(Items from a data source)
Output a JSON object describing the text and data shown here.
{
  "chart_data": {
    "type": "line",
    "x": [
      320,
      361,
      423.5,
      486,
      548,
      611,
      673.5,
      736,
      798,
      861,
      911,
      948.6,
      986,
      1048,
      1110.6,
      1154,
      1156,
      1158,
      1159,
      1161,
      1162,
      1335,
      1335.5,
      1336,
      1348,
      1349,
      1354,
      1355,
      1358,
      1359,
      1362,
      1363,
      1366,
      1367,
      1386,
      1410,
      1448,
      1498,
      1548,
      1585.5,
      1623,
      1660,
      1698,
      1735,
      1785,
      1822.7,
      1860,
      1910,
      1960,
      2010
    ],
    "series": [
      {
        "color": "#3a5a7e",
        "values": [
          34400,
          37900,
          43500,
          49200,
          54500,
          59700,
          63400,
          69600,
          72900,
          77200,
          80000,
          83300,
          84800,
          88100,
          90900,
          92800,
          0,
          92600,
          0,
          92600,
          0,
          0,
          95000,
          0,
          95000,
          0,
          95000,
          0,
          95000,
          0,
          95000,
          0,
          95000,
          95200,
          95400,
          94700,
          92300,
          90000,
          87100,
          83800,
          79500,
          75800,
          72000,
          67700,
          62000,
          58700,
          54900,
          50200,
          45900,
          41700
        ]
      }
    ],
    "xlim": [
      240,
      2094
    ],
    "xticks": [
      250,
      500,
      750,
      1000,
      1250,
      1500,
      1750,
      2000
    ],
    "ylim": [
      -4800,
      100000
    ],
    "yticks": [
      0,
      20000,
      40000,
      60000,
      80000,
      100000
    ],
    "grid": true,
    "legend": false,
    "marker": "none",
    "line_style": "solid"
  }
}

> **WHAT YOU WILL DO**
Recite the full listing above exactly.

> **EXPECTED ANSWER**
Output a JSON object describing the text and data shown here.
{
  "chart_data": {
    "type": "line",
    "x": [
      320,
      361,
      423.5,
      486,
      548,
      611,
      673.5,
      736,
      798,
      861,
      911,
      948.6,
      986,
      1048,
      1110.6,
      1154,
      1156,
      1158,
      1159,
      1161,
      1162,
      1335,
      1335.5,
      1336,
      1348,
      1349,
      1354,
      1355,
      1358,
      1359,
      1362,
      1363,
      1366,
      1367,
      1386,
      1410,
      1448,
      1498,
      1548,
      1585.5,
      1623,
      1660,
      1698,
      1735,
      1785,
      1822.7,
      1860,
      1910,
      1960,
      2010
    ],
    "series": [
      {
        "color": "#3a5a7e",
        "values": [
          34400,
          37900,
          43500,
          49200,
          54500,
          59700,
          63400,
          69600,
          72900,
          77200,
          80000,
          83300,
          84800,
          88100,
          90900,
          92800,
          0,
          92600,
          0,
          92600,
          0,
          0,
          95000,
          0,
          95000,
          0,
          95000,
          0,
          95000,
          0,
          95000,
          0,
          95000,
          95200,
          95400,
          94700,
          92300,
          90000,
          87100,
          83800,
          79500,
          75800,
          72000,
          67700,
          62000,
          58700,
          54900,
          50200,
          45900,
          41700
        ]
      }
    ],
    "xlim": [
      240,
      2094
    ],
    "xticks": [
      250,
      500,
      750,
      1000,
      1250,
      1500,
      1750,
      2000
    ],
    "ylim": [
      -4800,
      100000
    ],
    "yticks": [
      0,
      20000,
      40000,
      60000,
      80000,
      100000
    ],
    "grid": true,
    "legend": false,
    "marker": "none",
    "line_style": "solid"
  }
}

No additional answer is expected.